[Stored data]
○ ○ ○ ○ ○

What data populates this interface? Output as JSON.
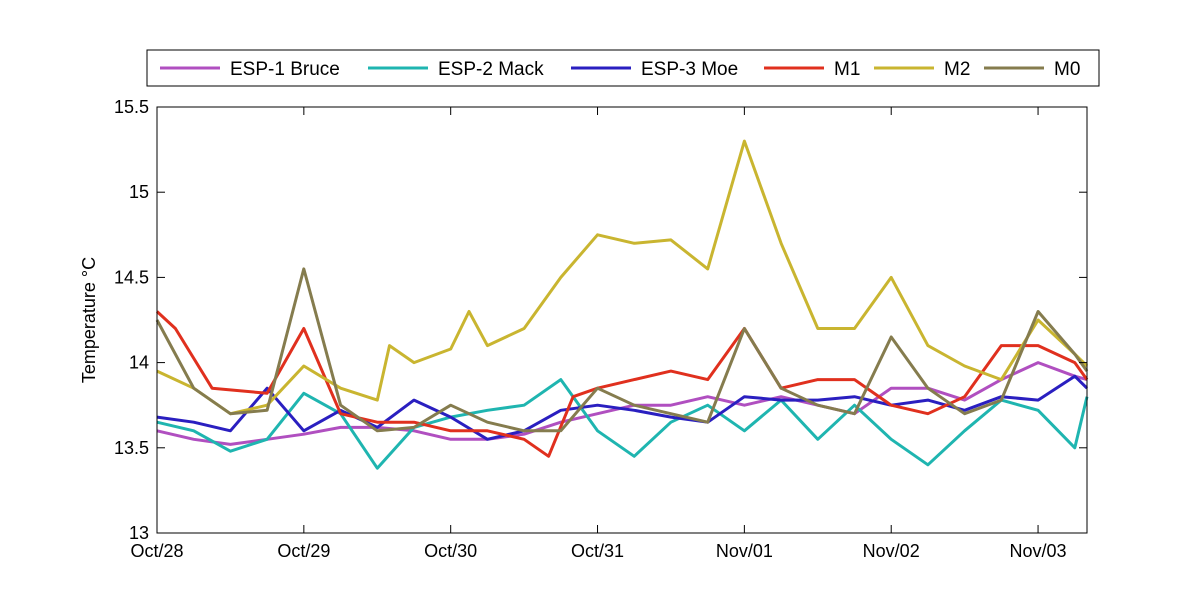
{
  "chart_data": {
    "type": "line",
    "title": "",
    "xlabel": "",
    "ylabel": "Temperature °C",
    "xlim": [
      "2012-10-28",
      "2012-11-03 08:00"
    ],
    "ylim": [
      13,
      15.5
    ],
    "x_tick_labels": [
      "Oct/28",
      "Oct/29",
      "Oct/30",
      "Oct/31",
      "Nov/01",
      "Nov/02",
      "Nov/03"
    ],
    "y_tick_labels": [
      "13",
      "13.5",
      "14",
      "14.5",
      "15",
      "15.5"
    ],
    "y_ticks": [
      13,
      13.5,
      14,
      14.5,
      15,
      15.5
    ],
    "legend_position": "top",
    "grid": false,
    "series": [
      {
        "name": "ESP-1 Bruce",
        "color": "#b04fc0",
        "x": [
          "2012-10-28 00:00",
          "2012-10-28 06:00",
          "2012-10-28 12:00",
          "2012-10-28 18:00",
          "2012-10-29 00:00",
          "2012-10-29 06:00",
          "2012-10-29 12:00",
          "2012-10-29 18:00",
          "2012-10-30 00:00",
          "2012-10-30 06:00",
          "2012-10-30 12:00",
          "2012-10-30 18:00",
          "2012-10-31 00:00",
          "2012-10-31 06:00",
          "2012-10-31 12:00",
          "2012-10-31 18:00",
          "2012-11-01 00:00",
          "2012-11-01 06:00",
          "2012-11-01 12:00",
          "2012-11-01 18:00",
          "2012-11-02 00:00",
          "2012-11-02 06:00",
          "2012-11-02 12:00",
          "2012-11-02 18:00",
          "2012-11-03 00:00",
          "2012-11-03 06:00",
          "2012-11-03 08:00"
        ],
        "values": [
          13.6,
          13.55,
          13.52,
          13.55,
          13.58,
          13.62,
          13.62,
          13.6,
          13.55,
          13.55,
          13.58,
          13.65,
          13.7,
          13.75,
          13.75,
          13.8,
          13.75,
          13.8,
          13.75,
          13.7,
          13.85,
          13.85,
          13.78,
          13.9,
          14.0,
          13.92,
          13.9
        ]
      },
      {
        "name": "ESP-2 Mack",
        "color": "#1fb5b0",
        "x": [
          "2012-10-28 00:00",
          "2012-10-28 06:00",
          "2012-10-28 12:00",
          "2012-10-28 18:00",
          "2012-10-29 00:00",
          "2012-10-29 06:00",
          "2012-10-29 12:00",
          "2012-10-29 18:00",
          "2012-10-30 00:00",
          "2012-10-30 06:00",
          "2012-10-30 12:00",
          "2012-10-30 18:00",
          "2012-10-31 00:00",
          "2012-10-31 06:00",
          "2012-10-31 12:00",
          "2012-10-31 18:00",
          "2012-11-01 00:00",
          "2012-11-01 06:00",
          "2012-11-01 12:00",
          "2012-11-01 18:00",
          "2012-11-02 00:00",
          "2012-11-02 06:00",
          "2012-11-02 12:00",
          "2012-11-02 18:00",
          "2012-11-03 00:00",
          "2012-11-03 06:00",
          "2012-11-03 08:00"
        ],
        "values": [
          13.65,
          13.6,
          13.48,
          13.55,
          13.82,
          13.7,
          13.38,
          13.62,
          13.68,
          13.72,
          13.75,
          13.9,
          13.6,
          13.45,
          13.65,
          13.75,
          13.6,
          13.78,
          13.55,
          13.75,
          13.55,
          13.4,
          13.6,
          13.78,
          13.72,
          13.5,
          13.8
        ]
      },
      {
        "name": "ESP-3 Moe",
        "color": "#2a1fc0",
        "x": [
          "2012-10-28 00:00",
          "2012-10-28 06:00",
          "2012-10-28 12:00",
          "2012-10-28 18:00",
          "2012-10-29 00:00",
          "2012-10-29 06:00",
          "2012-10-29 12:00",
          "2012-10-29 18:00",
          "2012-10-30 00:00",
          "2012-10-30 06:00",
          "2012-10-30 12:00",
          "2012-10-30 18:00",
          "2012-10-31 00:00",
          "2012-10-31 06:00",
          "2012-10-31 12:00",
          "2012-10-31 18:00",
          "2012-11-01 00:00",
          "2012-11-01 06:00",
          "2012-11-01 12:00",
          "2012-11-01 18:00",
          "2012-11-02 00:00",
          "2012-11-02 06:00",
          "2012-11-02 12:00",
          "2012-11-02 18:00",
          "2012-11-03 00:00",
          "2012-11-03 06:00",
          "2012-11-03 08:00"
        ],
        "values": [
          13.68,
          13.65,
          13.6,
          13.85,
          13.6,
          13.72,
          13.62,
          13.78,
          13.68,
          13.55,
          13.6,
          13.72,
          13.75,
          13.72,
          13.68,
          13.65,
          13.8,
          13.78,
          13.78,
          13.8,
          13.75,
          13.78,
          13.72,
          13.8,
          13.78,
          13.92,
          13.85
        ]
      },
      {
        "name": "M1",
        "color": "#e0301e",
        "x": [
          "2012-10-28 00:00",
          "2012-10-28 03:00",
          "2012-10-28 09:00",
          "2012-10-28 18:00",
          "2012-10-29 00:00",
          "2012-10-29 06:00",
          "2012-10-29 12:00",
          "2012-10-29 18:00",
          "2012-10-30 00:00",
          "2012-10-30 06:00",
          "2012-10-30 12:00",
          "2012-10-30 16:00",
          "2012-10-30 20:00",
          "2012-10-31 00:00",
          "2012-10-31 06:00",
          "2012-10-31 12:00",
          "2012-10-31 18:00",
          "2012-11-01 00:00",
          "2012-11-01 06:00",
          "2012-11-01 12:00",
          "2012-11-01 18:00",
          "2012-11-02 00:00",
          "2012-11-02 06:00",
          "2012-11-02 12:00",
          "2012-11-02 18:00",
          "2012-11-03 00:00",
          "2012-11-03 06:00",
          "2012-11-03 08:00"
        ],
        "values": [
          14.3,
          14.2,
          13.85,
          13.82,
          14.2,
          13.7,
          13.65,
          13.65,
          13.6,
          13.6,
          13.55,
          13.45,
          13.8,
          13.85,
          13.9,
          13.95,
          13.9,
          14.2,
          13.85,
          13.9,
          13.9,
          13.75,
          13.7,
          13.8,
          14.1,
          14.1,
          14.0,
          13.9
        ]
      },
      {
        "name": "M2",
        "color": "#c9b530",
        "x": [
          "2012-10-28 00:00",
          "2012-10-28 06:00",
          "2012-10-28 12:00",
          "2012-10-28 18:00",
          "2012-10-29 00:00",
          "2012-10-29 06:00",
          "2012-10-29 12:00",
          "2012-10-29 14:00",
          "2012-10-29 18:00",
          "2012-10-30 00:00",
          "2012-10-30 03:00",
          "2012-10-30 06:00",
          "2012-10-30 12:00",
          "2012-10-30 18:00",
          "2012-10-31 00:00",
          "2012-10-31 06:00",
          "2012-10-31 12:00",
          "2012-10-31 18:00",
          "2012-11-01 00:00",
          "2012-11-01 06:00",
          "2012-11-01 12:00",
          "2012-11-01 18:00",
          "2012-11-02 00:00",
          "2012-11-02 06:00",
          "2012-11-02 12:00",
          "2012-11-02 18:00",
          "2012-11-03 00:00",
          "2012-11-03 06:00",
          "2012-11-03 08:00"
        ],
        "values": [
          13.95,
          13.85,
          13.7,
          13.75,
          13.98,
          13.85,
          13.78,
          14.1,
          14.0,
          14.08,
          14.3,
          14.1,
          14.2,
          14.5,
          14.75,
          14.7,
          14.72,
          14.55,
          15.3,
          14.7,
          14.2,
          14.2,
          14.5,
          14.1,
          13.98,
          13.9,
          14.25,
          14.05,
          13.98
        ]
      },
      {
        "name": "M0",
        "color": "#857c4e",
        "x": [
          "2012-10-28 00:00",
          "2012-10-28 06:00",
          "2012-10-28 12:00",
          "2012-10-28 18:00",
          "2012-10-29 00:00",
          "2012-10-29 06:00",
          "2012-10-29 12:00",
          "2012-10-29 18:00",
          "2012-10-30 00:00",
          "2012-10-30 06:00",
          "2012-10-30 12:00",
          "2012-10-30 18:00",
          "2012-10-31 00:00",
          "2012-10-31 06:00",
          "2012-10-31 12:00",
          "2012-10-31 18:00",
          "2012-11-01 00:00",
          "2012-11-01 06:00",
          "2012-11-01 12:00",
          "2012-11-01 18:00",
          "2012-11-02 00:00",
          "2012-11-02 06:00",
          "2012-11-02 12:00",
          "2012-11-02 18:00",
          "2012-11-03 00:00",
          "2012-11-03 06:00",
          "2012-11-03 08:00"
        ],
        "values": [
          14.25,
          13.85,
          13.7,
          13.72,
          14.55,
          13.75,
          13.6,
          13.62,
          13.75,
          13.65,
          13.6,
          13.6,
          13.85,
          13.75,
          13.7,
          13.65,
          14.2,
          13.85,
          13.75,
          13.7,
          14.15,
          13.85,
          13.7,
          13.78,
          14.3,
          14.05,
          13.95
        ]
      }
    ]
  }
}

○ ○ ○ ○ ○

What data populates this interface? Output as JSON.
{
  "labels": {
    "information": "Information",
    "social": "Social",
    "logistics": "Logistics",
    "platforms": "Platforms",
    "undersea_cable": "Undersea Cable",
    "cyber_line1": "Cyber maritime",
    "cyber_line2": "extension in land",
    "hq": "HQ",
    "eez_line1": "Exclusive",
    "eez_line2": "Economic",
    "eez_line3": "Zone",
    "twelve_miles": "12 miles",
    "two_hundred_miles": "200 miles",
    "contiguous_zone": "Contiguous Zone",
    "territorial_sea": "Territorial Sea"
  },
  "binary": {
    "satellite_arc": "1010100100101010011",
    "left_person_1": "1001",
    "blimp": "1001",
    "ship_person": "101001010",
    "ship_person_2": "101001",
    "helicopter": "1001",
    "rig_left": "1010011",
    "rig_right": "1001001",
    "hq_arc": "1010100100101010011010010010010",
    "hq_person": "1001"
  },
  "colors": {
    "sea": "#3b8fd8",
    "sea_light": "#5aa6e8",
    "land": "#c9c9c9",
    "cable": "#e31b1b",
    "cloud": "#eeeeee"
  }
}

○ ○ ○ ○ ○

### Exercise task
Report each line of the material above where the word "name" appears.

### Reply to the task
        "name": "ESP-1 Bruce",
        "name": "ESP-2 Mack",
        "name": "ESP-3 Moe",
        "name": "M1",
        "name": "M2",
        "name": "M0",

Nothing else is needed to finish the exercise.